## Excerpted records
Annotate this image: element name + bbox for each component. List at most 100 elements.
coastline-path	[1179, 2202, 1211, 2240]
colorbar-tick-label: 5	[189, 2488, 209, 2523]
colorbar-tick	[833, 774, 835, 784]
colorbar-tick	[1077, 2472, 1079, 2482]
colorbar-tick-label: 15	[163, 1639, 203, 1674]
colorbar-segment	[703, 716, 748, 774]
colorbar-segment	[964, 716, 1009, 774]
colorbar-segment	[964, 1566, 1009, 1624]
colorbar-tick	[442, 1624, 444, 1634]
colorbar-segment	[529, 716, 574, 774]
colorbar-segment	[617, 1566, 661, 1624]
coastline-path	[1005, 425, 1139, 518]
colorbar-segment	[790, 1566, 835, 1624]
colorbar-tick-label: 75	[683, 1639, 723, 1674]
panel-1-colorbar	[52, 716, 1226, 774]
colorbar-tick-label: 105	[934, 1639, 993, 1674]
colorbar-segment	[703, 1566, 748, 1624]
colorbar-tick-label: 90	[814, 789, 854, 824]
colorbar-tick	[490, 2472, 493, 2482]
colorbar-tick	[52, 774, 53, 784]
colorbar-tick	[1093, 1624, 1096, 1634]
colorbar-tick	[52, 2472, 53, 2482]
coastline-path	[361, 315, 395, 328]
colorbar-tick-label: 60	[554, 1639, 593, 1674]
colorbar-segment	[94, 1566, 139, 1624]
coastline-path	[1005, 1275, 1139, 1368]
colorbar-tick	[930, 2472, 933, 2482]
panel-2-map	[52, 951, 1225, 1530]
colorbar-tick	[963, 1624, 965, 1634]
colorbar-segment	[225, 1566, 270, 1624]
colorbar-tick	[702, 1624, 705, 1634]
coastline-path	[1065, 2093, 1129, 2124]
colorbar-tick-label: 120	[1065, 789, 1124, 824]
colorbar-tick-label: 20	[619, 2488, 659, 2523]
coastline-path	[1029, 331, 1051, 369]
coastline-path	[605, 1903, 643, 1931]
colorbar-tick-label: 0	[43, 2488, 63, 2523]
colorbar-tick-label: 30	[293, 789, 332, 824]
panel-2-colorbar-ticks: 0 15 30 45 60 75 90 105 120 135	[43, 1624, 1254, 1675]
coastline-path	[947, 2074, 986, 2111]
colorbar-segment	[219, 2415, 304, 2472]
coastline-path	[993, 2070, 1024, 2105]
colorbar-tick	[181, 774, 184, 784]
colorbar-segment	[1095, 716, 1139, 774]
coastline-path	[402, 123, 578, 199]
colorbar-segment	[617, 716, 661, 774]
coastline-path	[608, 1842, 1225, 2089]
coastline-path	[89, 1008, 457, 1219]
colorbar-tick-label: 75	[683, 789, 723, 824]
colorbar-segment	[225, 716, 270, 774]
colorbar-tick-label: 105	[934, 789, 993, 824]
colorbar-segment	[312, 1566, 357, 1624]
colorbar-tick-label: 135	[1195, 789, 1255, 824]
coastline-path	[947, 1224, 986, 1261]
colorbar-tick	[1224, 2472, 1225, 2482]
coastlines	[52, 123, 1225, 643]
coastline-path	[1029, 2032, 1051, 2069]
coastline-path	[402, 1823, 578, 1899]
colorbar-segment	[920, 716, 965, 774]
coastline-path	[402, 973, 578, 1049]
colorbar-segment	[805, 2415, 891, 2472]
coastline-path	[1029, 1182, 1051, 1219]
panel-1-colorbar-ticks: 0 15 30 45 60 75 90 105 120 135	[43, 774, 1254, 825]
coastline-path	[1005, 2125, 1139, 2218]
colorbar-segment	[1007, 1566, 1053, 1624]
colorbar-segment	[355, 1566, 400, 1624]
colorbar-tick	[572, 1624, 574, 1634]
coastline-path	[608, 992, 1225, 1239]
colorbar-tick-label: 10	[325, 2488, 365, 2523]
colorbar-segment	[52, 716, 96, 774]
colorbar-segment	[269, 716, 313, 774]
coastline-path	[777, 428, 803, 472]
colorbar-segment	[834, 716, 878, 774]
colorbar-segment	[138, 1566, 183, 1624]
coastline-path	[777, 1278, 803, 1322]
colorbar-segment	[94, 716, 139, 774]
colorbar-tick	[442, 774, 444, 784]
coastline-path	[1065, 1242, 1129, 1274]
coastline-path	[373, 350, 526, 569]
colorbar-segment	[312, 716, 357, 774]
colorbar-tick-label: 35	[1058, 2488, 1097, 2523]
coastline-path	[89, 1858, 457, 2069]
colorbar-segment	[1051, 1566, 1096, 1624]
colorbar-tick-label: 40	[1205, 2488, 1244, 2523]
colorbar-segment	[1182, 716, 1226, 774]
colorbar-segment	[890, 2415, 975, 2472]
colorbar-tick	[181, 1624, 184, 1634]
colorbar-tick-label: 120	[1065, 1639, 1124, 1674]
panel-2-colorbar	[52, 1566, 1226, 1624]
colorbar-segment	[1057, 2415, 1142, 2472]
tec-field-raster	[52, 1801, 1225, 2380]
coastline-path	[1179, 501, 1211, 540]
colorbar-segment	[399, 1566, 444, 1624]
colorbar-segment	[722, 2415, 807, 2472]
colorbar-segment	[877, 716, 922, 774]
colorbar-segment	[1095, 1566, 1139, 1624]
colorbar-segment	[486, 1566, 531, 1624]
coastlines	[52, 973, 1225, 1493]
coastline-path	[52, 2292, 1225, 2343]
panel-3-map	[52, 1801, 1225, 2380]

---

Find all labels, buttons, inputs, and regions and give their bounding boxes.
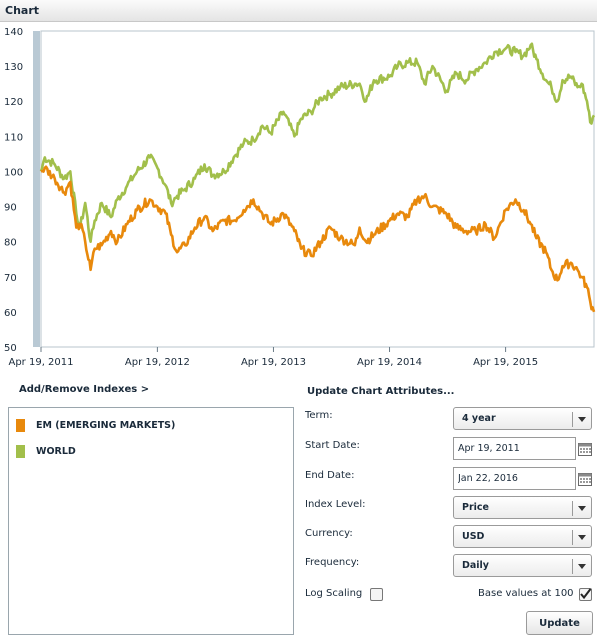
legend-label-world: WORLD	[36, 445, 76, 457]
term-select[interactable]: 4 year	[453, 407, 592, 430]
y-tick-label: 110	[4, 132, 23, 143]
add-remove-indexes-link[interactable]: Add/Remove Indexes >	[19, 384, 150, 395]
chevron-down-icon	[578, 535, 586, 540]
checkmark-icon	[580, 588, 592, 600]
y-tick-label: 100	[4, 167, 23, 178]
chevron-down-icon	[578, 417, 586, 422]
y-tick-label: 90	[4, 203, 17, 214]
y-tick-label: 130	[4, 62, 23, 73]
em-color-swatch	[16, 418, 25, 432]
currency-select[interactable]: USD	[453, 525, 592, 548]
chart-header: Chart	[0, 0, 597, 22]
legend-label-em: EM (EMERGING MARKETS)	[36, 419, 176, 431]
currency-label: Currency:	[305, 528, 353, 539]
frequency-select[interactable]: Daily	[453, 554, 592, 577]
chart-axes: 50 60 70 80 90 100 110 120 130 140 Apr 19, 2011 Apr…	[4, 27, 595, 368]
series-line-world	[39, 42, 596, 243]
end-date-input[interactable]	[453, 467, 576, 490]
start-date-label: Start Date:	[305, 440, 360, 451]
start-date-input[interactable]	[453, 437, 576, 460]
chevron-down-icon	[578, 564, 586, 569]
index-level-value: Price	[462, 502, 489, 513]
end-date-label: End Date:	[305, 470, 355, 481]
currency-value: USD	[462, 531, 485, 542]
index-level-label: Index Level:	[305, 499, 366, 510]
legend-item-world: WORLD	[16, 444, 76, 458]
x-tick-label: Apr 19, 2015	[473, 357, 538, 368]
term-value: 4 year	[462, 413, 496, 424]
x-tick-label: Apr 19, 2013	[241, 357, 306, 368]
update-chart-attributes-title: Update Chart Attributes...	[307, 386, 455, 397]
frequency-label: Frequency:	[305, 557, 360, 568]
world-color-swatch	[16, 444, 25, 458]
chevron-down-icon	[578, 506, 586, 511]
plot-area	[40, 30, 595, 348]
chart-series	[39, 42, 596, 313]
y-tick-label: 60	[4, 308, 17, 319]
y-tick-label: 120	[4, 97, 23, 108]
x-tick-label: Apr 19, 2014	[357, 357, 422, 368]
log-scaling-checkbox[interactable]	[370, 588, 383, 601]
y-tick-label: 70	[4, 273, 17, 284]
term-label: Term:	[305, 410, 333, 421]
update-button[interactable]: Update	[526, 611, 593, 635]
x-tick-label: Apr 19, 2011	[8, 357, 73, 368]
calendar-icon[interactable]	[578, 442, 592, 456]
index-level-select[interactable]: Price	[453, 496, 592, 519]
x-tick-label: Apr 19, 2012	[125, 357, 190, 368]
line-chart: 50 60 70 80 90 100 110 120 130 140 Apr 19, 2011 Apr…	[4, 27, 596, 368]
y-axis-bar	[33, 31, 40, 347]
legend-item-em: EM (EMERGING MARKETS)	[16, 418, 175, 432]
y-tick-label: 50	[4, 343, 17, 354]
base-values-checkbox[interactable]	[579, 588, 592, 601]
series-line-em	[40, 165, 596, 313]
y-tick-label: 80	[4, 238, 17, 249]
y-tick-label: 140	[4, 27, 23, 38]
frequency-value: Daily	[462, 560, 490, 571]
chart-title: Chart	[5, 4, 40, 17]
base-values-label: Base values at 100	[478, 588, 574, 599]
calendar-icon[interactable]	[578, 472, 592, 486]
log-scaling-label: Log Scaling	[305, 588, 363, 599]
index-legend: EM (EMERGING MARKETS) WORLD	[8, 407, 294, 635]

## Objective
Starting with the line with "Annotate this image: element" and going on through the line with "716, 1009, 774]", write those lines out again, changing "coastline-path" to "shoreline-path" and leaving everything else as it is.

## Answer to this exercise
Annotate this image: element name + bbox for each component. List at most 100 elements.
shoreline-path	[1179, 2202, 1211, 2240]
colorbar-tick-label: 5	[189, 2488, 209, 2523]
colorbar-tick	[833, 774, 835, 784]
colorbar-tick	[1077, 2472, 1079, 2482]
colorbar-tick-label: 15	[163, 1639, 203, 1674]
colorbar-segment	[703, 716, 748, 774]
colorbar-segment	[964, 716, 1009, 774]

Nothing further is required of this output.